Directions: Which lines have the string "years"? Copy all of them from the entries below.

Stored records

────

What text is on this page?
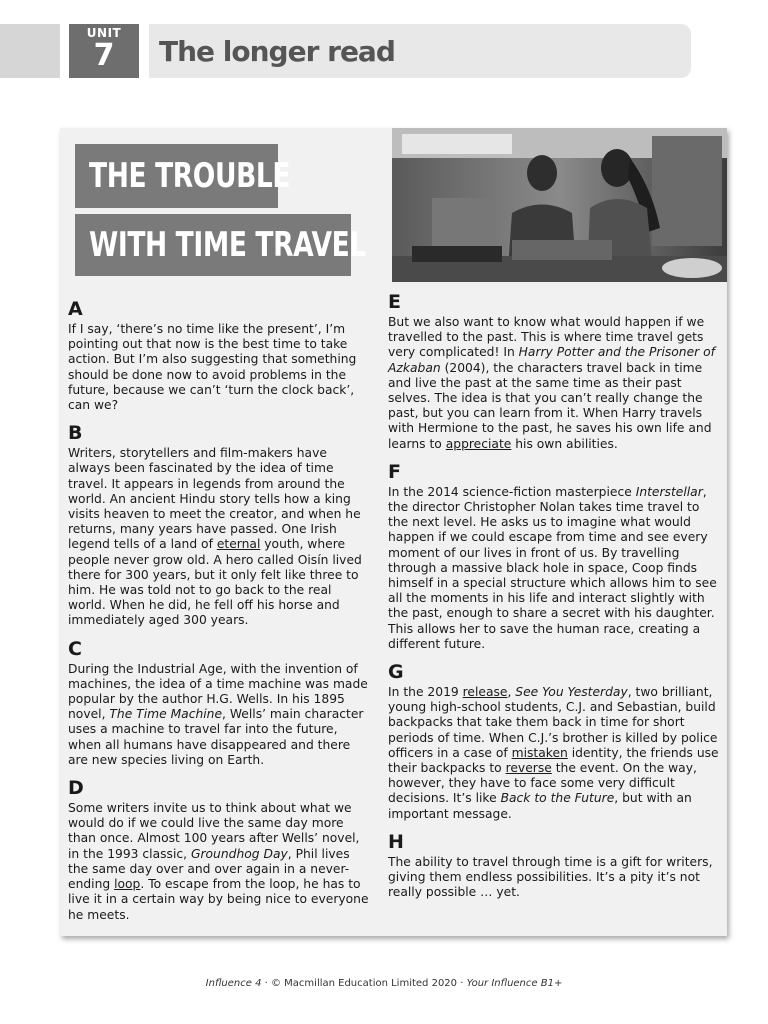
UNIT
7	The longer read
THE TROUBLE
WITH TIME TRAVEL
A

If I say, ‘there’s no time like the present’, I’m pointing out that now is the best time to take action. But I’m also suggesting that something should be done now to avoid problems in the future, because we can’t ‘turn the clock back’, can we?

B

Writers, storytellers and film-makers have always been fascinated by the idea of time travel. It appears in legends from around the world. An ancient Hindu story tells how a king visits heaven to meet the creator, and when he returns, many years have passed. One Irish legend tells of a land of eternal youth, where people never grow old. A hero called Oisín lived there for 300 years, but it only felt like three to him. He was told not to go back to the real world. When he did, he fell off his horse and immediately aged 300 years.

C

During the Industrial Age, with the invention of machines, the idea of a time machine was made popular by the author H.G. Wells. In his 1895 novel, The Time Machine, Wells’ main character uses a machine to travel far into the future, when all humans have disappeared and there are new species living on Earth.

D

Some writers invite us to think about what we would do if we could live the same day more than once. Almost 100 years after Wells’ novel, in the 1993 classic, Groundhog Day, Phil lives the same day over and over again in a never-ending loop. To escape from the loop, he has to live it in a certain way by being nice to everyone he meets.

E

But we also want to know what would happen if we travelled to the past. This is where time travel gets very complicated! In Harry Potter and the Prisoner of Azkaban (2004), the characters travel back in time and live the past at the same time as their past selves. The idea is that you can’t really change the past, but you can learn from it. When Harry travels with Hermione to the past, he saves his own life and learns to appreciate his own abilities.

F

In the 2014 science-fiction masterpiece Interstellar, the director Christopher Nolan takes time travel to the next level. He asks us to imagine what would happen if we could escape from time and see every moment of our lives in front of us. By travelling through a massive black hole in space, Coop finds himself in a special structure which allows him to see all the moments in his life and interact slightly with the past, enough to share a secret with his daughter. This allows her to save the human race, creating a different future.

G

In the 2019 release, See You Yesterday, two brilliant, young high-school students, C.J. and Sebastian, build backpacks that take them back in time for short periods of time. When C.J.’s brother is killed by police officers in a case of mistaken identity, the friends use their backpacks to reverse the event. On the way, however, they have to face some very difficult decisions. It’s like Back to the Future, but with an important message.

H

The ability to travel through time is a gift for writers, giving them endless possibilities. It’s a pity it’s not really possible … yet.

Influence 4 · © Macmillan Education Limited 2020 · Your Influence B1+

────

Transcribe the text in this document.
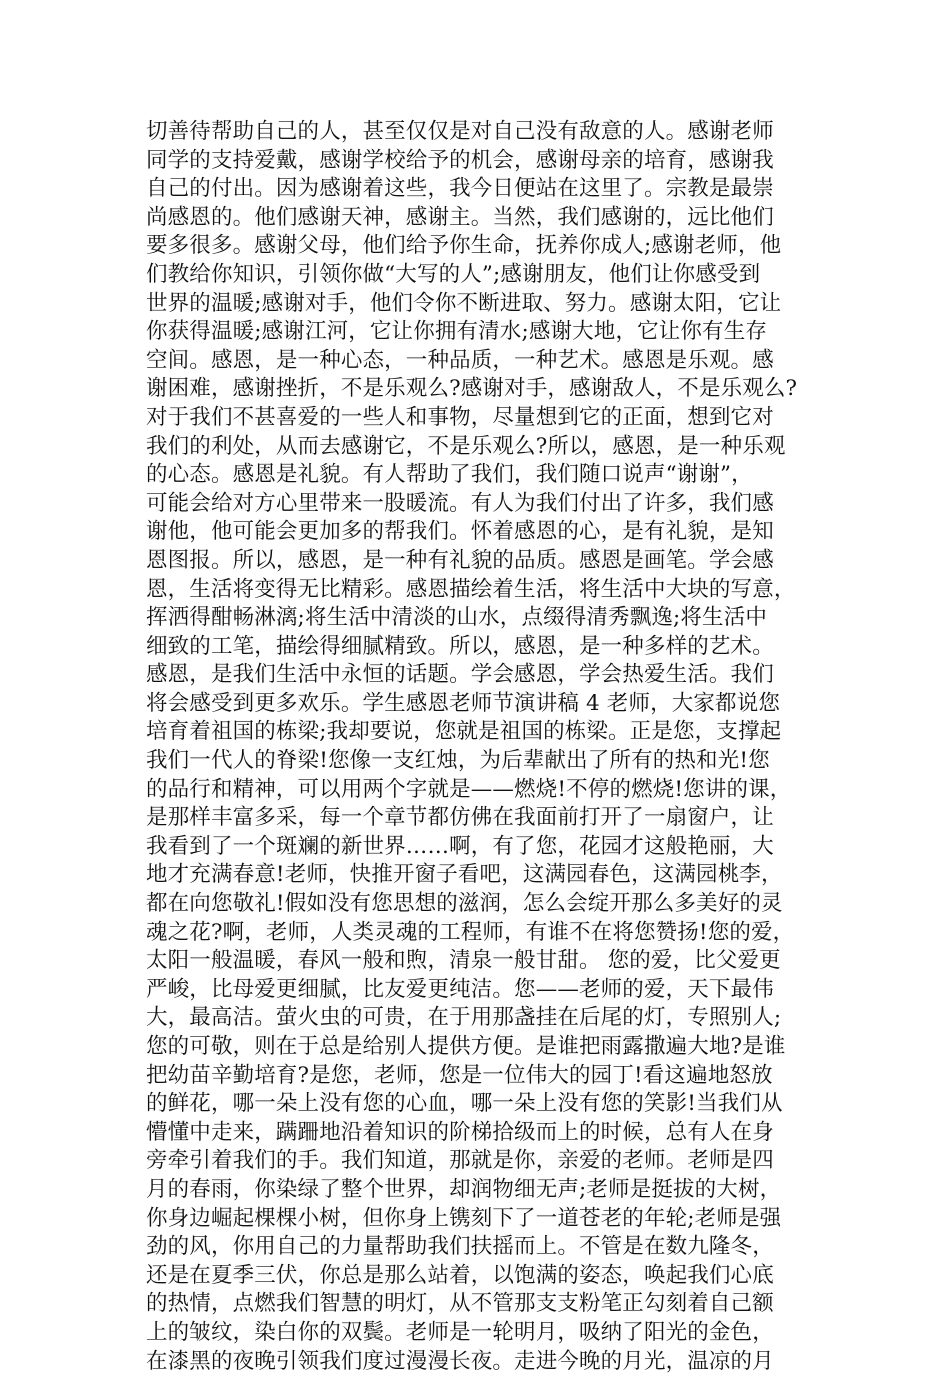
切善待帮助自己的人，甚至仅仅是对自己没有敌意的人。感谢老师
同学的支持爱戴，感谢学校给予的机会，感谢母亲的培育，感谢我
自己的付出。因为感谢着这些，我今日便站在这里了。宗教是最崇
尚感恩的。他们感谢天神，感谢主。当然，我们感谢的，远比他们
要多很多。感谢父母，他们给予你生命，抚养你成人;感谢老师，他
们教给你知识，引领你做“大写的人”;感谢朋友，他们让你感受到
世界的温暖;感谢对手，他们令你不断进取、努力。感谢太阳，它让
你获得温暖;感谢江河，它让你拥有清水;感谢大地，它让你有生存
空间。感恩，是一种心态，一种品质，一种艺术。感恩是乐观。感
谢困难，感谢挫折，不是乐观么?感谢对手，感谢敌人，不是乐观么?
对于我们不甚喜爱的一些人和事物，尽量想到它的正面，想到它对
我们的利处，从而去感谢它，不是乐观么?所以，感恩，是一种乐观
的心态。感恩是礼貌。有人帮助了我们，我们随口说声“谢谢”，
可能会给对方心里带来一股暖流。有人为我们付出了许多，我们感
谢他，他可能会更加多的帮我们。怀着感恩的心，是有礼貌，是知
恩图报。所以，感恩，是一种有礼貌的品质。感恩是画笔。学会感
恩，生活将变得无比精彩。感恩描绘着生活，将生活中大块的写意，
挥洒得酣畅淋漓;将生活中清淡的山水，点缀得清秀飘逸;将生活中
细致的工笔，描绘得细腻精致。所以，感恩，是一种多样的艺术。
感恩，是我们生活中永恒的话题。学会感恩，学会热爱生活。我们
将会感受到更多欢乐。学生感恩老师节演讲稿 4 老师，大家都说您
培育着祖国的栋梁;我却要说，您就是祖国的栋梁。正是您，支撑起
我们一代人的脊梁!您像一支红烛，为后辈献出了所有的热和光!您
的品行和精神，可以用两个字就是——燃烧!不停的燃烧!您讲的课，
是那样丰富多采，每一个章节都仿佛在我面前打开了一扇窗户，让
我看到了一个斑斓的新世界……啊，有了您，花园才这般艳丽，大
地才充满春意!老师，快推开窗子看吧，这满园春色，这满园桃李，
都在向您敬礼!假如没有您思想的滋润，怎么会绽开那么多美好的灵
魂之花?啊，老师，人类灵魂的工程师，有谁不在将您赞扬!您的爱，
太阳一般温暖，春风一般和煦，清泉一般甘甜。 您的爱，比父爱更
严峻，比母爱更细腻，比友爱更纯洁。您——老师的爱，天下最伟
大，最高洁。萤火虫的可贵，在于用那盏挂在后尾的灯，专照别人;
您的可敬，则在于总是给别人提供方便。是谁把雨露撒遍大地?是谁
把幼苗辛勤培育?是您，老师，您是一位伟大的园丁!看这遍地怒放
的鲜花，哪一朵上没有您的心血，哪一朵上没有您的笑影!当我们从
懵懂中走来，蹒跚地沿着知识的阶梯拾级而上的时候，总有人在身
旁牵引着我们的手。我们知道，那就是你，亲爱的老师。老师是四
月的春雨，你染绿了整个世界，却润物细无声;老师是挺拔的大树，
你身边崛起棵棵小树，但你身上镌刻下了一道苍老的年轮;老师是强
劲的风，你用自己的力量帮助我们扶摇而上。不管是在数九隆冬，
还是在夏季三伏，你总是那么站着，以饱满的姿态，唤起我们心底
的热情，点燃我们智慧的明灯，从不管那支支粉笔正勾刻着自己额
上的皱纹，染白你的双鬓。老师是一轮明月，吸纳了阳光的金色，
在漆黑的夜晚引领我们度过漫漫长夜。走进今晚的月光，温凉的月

────

Expected output:
Writers, storytellers and film-makers have always been fascinated by the idea of time travel. It appears in legends from around the world. An ancient Hindu story tells how a king visits heaven to meet the creator, and when he returns, many years have passed. One Irish legend tells of a land of eternal youth, where people never grow old. A hero called Oisín lived there for 300 years, but it only felt like three to him. He was told not to go back to the real world. When he did, he fell off his horse and immediately aged 300 years.
Some writers invite us to think about what we would do if we could live the same day more than once. Almost 100 years after Wells’ novel, in the 1993 classic, Groundhog Day, Phil lives the same day over and over again in a never-ending loop. To escape from the loop, he has to live it in a certain way by being nice to everyone he meets.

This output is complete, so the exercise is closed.